■ **Data provided**:
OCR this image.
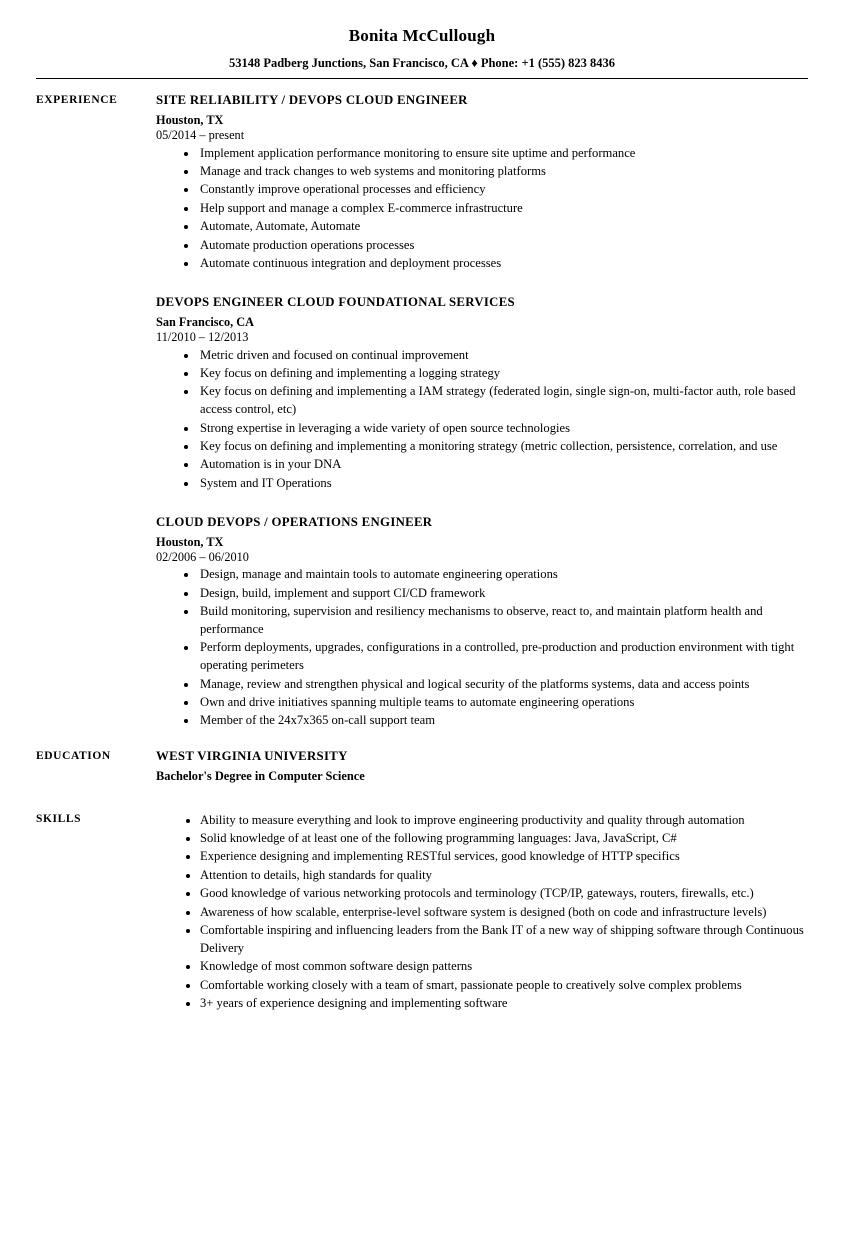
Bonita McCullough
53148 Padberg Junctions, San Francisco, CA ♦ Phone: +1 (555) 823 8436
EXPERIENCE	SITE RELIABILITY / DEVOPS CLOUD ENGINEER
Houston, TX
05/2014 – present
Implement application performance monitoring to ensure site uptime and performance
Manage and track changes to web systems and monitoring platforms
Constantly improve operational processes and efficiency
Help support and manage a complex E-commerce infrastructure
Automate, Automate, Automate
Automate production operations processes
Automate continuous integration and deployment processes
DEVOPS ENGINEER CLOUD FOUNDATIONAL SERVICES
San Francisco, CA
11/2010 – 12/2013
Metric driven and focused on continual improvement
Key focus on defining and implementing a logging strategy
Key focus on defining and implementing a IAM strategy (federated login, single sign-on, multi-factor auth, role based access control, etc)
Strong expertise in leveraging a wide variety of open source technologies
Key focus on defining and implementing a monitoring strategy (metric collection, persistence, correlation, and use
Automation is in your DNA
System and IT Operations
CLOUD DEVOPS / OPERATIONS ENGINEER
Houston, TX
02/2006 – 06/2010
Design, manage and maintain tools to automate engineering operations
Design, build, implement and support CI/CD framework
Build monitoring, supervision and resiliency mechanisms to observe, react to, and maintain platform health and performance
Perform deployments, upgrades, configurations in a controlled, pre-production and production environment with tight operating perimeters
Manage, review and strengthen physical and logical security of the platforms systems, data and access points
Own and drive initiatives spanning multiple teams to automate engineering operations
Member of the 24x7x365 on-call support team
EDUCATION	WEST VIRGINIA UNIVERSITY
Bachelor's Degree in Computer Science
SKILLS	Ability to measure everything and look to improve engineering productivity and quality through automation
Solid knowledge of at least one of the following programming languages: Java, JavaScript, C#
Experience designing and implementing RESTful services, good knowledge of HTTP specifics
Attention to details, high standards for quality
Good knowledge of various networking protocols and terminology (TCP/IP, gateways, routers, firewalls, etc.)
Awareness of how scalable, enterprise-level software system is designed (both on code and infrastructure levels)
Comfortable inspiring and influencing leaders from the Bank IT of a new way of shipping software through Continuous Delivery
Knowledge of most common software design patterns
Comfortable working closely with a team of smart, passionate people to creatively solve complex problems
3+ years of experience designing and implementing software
* * *
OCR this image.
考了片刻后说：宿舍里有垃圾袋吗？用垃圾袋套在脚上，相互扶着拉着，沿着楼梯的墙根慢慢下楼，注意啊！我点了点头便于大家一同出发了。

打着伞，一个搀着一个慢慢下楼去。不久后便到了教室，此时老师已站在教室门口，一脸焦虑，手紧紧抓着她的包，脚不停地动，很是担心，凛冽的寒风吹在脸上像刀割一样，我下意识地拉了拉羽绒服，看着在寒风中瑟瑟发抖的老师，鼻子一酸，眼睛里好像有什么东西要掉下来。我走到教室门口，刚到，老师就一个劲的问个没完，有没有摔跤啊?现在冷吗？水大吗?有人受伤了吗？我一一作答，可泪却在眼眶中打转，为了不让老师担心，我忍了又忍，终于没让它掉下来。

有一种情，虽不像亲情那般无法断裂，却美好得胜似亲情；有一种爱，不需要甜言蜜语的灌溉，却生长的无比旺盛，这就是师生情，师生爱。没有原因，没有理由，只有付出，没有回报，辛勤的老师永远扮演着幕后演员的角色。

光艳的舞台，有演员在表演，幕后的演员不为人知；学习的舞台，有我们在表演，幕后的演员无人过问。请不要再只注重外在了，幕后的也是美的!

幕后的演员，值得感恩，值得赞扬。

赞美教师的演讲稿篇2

■ **Aim of the task**: What is the number of lines in the listing that include the word "maintain"? Give that number and nothing else.

■ **Exercise result**: 2